WHAT THE EXERCISE ASKS: Reproduce the records exactly.

ENTRIES SUPPLIED:
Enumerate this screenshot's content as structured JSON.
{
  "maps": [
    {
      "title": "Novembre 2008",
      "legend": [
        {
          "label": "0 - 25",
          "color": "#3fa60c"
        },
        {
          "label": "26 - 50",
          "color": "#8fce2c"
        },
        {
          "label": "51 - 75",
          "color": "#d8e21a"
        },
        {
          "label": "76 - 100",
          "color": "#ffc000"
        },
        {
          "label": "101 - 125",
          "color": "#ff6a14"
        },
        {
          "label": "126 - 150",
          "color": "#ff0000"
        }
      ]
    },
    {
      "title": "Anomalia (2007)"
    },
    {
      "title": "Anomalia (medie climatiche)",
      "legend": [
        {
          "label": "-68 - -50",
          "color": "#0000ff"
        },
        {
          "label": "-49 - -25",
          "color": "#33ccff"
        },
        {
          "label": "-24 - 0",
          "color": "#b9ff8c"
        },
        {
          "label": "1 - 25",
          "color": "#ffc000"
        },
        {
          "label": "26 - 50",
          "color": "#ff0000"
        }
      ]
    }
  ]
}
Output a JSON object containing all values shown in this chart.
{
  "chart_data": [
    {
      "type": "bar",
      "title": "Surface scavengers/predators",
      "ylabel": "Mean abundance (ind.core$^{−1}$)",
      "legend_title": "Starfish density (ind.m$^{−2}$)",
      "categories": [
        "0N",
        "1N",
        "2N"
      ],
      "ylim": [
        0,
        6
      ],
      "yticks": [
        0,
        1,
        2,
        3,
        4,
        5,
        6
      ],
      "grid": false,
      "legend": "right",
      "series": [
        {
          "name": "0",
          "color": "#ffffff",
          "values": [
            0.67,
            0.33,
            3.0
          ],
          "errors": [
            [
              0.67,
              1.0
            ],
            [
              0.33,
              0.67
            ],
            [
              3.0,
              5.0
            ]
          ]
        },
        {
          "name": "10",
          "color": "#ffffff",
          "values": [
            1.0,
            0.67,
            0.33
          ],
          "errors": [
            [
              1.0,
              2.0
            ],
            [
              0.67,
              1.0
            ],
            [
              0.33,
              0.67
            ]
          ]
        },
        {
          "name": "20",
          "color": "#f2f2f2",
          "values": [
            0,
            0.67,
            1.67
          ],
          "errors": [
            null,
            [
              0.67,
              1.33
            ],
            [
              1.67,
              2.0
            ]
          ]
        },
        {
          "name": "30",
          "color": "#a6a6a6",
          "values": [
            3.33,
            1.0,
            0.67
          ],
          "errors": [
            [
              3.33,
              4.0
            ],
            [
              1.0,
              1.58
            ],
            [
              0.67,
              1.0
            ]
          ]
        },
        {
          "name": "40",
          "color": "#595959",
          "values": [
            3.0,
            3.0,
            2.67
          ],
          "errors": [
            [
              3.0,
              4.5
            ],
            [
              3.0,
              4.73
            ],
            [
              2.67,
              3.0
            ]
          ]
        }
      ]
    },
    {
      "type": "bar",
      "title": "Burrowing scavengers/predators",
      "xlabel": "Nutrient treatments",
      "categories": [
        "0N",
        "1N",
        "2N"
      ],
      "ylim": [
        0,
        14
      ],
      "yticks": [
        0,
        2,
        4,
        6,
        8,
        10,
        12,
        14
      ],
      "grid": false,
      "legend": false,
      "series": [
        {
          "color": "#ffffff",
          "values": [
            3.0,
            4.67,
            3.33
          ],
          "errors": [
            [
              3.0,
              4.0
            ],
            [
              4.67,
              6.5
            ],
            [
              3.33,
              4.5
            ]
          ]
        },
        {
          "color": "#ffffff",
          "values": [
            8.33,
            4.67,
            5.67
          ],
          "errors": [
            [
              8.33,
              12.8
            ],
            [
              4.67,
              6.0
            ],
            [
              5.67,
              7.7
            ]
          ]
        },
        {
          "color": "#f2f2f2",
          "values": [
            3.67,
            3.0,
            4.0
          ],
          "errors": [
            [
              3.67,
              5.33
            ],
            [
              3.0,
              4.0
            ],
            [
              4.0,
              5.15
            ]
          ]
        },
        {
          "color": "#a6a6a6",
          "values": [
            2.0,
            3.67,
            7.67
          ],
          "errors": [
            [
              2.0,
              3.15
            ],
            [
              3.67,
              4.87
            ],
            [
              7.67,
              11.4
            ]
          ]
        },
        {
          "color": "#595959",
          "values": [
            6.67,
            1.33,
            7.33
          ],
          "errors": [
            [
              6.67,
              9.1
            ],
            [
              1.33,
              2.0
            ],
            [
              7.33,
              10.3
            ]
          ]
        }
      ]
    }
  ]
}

RESULT OF THIS TASK:
Enumerate this screenshot's content as structured JSON.
{
  "maps": [
    {
      "title": "Novembre 2008",
      "legend": [
        {
          "label": "0 - 25",
          "color": "#3fa60c"
        },
        {
          "label": "26 - 50",
          "color": "#8fce2c"
        },
        {
          "label": "51 - 75",
          "color": "#d8e21a"
        },
        {
          "label": "76 - 100",
          "color": "#ffc000"
        },
        {
          "label": "101 - 125",
          "color": "#ff6a14"
        },
        {
          "label": "126 - 150",
          "color": "#ff0000"
        }
      ]
    },
    {
      "title": "Anomalia (2007)"
    },
    {
      "title": "Anomalia (medie climatiche)",
      "legend": [
        {
          "label": "-68 - -50",
          "color": "#0000ff"
        },
        {
          "label": "-49 - -25",
          "color": "#33ccff"
        },
        {
          "label": "-24 - 0",
          "color": "#b9ff8c"
        },
        {
          "label": "1 - 25",
          "color": "#ffc000"
        },
        {
          "label": "26 - 50",
          "color": "#ff0000"
        }
      ]
    }
  ]
}
Output a JSON object containing all values shown in this chart.
{
  "chart_data": [
    {
      "type": "bar",
      "title": "Surface scavengers/predators",
      "ylabel": "Mean abundance (ind.core$^{−1}$)",
      "legend_title": "Starfish density (ind.m$^{−2}$)",
      "categories": [
        "0N",
        "1N",
        "2N"
      ],
      "ylim": [
        0,
        6
      ],
      "yticks": [
        0,
        1,
        2,
        3,
        4,
        5,
        6
      ],
      "grid": false,
      "legend": "right",
      "series": [
        {
          "name": "0",
          "color": "#ffffff",
          "values": [
            0.67,
            0.33,
            3.0
          ],
          "errors": [
            [
              0.67,
              1.0
            ],
            [
              0.33,
              0.67
            ],
            [
              3.0,
              5.0
            ]
          ]
        },
        {
          "name": "10",
          "color": "#ffffff",
          "values": [
            1.0,
            0.67,
            0.33
          ],
          "errors": [
            [
              1.0,
              2.0
            ],
            [
              0.67,
              1.0
            ],
            [
              0.33,
              0.67
            ]
          ]
        },
        {
          "name": "20",
          "color": "#f2f2f2",
          "values": [
            0,
            0.67,
            1.67
          ],
          "errors": [
            null,
            [
              0.67,
              1.33
            ],
            [
              1.67,
              2.0
            ]
          ]
        },
        {
          "name": "30",
          "color": "#a6a6a6",
          "values": [
            3.33,
            1.0,
            0.67
          ],
          "errors": [
            [
              3.33,
              4.0
            ],
            [
              1.0,
              1.58
            ],
            [
              0.67,
              1.0
            ]
          ]
        },
        {
          "name": "40",
          "color": "#595959",
          "values": [
            3.0,
            3.0,
            2.67
          ],
          "errors": [
            [
              3.0,
              4.5
            ],
            [
              3.0,
              4.73
            ],
            [
              2.67,
              3.0
            ]
          ]
        }
      ]
    },
    {
      "type": "bar",
      "title": "Burrowing scavengers/predators",
      "xlabel": "Nutrient treatments",
      "categories": [
        "0N",
        "1N",
        "2N"
      ],
      "ylim": [
        0,
        14
      ],
      "yticks": [
        0,
        2,
        4,
        6,
        8,
        10,
        12,
        14
      ],
      "grid": false,
      "legend": false,
      "series": [
        {
          "color": "#ffffff",
          "values": [
            3.0,
            4.67,
            3.33
          ],
          "errors": [
            [
              3.0,
              4.0
            ],
            [
              4.67,
              6.5
            ],
            [
              3.33,
              4.5
            ]
          ]
        },
        {
          "color": "#ffffff",
          "values": [
            8.33,
            4.67,
            5.67
          ],
          "errors": [
            [
              8.33,
              12.8
            ],
            [
              4.67,
              6.0
            ],
            [
              5.67,
              7.7
            ]
          ]
        },
        {
          "color": "#f2f2f2",
          "values": [
            3.67,
            3.0,
            4.0
          ],
          "errors": [
            [
              3.67,
              5.33
            ],
            [
              3.0,
              4.0
            ],
            [
              4.0,
              5.15
            ]
          ]
        },
        {
          "color": "#a6a6a6",
          "values": [
            2.0,
            3.67,
            7.67
          ],
          "errors": [
            [
              2.0,
              3.15
            ],
            [
              3.67,
              4.87
            ],
            [
              7.67,
              11.4
            ]
          ]
        },
        {
          "color": "#595959",
          "values": [
            6.67,
            1.33,
            7.33
          ],
          "errors": [
            [
              6.67,
              9.1
            ],
            [
              1.33,
              2.0
            ],
            [
              7.33,
              10.3
            ]
          ]
        }
      ]
    }
  ]
}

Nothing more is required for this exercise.